======== Dataset rows ========
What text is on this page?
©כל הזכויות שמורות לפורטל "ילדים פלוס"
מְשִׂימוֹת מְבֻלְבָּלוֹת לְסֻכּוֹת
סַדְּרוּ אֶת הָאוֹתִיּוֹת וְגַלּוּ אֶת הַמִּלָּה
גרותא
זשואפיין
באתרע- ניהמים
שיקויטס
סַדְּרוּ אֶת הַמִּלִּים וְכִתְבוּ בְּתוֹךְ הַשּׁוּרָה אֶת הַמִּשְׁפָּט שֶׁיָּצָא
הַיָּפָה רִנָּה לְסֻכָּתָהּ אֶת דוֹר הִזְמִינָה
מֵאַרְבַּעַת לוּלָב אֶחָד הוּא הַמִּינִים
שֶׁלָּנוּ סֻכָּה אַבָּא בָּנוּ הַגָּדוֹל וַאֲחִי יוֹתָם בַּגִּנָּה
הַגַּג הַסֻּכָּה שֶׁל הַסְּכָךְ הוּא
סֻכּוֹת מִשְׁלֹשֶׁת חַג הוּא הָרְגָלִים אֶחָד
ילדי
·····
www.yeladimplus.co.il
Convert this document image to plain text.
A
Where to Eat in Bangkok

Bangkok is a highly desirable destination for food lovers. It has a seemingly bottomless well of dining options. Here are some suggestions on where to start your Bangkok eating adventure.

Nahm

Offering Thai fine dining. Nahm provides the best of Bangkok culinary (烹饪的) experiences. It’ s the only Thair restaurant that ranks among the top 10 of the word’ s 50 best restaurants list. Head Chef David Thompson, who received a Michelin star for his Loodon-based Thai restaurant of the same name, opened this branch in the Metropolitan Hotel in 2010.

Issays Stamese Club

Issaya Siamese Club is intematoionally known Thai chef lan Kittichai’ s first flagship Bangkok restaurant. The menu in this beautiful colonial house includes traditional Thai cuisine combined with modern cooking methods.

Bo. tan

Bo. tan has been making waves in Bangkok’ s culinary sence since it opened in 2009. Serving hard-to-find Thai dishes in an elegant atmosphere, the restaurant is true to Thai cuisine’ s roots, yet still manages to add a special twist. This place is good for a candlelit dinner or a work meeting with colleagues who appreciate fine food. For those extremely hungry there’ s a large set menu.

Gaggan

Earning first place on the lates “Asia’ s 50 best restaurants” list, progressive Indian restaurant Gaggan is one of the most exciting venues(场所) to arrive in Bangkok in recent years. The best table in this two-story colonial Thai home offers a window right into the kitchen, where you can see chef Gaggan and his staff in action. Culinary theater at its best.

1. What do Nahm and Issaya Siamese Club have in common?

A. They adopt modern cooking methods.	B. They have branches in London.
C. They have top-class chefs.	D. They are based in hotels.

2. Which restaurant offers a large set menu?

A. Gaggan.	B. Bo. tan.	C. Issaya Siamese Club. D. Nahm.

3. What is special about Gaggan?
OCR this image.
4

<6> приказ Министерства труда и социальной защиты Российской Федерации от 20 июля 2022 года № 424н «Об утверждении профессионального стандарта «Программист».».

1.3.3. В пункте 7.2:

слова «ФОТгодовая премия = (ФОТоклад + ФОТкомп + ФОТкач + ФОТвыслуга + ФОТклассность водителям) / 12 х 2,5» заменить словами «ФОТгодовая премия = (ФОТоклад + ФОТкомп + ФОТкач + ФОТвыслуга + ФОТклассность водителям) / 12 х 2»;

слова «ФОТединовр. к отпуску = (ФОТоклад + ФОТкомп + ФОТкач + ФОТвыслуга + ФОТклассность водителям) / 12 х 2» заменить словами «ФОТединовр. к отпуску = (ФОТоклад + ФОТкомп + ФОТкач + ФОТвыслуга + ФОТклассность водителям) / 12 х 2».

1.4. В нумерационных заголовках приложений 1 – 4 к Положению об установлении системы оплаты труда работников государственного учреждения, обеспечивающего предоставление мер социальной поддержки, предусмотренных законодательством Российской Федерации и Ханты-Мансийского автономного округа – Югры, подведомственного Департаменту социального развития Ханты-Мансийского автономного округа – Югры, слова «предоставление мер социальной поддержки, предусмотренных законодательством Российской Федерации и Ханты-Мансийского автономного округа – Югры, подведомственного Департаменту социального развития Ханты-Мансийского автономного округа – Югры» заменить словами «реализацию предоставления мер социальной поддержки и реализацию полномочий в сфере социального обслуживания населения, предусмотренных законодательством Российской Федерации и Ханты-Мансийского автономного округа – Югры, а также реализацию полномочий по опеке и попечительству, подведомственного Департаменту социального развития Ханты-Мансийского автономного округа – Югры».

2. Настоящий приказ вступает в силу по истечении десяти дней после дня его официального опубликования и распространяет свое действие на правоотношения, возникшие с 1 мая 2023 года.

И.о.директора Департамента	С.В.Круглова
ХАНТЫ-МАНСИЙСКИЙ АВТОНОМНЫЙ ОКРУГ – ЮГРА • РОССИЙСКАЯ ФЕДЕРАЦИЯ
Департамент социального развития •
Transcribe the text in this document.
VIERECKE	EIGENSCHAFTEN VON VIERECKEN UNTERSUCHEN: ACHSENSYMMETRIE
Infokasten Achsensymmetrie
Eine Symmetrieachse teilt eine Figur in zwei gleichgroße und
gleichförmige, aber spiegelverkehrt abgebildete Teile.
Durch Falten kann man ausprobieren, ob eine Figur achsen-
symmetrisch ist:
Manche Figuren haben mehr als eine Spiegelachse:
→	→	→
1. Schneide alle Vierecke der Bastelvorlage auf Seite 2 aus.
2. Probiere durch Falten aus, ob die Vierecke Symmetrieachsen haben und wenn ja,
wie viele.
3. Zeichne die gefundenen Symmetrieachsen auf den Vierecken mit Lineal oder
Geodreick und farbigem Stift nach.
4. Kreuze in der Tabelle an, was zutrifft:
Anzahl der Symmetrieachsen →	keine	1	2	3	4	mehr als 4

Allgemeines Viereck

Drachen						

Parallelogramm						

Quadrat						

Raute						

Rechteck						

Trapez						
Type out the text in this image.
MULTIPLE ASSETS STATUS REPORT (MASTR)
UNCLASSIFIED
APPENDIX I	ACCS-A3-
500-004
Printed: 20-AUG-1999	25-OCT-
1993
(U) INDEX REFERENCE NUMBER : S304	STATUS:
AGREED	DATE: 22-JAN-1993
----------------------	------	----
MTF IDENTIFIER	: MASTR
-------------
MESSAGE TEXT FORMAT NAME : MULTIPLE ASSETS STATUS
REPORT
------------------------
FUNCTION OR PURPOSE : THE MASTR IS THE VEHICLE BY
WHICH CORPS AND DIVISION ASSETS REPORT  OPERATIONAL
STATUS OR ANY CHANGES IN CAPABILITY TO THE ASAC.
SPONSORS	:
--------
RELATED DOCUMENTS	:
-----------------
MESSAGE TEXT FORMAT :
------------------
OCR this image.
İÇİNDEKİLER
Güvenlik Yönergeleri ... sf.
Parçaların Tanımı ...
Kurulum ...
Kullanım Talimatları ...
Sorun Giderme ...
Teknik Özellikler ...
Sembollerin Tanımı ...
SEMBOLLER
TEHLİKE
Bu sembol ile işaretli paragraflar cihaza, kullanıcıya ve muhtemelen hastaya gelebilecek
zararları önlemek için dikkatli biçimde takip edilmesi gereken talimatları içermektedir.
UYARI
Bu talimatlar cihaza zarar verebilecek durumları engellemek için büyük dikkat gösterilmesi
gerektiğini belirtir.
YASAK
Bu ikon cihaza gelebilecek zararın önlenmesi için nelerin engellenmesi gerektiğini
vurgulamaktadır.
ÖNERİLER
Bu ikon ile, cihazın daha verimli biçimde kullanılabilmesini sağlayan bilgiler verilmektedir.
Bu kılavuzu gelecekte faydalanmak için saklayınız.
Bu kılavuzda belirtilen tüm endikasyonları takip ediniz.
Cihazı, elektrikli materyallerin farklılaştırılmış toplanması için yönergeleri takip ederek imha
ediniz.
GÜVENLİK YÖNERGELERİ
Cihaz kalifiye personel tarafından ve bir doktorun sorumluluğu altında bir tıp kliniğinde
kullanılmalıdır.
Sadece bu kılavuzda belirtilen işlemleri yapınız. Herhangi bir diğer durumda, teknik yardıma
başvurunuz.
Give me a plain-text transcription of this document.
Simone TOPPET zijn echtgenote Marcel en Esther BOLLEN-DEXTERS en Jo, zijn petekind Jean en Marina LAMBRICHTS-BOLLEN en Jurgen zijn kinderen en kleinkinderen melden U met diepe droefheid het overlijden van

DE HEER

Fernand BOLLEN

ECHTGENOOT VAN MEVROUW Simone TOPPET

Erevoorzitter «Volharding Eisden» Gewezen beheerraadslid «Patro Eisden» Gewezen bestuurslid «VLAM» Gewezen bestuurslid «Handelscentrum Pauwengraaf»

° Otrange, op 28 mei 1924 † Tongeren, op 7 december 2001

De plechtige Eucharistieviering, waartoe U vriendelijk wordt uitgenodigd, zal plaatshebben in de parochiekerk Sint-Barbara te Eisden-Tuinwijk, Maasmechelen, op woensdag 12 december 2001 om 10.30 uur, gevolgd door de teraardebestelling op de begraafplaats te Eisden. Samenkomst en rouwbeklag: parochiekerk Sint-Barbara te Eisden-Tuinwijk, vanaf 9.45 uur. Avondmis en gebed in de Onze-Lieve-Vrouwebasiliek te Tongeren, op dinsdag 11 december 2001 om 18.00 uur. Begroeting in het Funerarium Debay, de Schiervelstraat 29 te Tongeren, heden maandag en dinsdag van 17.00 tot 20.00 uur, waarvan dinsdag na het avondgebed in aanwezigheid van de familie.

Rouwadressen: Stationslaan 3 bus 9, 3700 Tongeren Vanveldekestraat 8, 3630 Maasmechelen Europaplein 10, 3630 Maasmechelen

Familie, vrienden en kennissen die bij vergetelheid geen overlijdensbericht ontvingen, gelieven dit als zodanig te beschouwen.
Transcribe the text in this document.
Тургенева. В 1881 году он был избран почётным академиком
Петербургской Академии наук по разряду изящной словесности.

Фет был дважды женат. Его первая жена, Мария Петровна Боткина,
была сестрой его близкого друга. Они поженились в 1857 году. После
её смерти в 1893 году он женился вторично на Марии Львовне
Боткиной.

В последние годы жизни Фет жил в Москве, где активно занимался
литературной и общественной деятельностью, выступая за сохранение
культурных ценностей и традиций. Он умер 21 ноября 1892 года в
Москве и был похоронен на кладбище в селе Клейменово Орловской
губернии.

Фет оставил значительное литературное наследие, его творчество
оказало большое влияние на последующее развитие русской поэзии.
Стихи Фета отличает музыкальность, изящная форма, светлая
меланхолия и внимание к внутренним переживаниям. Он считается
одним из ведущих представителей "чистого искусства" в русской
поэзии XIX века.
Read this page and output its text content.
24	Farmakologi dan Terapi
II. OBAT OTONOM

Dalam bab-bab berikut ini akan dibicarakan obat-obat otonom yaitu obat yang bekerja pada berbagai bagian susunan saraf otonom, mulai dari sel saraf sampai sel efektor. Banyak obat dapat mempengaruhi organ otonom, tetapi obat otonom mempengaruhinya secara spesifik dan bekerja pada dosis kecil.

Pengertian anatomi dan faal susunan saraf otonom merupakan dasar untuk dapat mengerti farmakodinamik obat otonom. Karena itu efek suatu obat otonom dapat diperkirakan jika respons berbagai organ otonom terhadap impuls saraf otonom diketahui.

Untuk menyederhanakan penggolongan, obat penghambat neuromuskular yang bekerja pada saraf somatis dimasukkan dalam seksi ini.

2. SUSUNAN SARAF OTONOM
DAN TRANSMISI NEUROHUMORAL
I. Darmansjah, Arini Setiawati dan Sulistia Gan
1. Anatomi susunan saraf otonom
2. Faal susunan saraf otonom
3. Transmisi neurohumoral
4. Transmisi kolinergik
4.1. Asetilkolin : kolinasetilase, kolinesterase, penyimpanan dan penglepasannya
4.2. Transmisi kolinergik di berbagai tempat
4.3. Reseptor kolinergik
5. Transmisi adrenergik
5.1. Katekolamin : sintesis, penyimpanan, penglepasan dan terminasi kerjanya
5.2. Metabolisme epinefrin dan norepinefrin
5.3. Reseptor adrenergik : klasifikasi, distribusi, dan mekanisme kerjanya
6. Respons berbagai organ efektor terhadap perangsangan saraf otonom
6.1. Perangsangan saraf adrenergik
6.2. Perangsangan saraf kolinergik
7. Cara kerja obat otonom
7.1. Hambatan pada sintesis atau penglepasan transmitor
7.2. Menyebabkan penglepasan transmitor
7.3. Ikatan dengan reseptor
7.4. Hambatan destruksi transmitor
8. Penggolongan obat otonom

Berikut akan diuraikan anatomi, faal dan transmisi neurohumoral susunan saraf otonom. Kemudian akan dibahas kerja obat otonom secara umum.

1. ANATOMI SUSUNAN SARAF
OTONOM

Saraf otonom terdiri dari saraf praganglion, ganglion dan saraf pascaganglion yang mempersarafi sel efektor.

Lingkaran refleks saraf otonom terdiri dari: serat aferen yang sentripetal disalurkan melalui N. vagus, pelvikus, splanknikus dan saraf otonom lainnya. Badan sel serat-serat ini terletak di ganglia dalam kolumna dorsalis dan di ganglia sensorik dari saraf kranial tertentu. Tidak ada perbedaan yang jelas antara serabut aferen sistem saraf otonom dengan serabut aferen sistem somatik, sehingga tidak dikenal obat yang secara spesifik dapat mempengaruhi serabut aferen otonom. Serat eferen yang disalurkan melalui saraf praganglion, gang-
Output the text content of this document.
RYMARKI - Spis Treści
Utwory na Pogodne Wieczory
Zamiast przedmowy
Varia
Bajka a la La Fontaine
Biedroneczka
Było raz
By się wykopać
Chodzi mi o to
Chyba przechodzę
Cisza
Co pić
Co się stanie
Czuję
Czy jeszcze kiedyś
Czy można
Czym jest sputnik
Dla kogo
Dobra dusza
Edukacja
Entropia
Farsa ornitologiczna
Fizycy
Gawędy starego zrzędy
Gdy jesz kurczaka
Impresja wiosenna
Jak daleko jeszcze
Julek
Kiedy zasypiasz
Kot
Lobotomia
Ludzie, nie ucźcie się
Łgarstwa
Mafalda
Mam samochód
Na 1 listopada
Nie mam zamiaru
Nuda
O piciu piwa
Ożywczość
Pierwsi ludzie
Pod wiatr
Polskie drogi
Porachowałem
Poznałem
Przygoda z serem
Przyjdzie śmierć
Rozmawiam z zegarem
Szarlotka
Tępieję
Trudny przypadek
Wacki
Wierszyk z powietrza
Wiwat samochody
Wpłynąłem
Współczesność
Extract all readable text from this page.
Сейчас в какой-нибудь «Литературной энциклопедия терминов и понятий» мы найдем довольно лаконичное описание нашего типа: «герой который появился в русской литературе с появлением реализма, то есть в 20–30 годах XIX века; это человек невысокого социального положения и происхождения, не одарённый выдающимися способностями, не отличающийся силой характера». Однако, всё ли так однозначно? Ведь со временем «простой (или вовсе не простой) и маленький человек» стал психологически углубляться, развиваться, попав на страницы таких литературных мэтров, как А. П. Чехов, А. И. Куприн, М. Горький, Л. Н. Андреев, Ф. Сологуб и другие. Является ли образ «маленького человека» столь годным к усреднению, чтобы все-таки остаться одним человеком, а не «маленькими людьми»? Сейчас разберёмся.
========
Work to be completed
Copy each line from the records above that includes the string "dari".

Output
Dalam bab-bab berikut ini akan dibicarakan obat-obat otonom yaitu obat yang bekerja pada berbagai bagian susunan saraf otonom, mulai dari sel saraf sampai sel efektor. Banyak obat dapat mempengaruhi organ otonom, tetapi obat otonom mempengaruhinya secara spesifik dan bekerja pada dosis kecil.
Saraf otonom terdiri dari saraf praganglion, ganglion dan saraf pascaganglion yang mempersarafi sel efektor.
Lingkaran refleks saraf otonom terdiri dari: serat aferen yang sentripetal disalurkan melalui N. vagus, pelvikus, splanknikus dan saraf otonom lainnya. Badan sel serat-serat ini terletak di ganglia dalam kolumna dorsalis dan di ganglia sensorik dari saraf kranial tertentu. Tidak ada perbedaan yang jelas antara serabut aferen sistem saraf otonom dengan serabut aferen sistem somatik, sehingga tidak dikenal obat yang secara spesifik dapat mempengaruhi serabut aferen otonom. Serat eferen yang disalurkan melalui saraf praganglion, gang-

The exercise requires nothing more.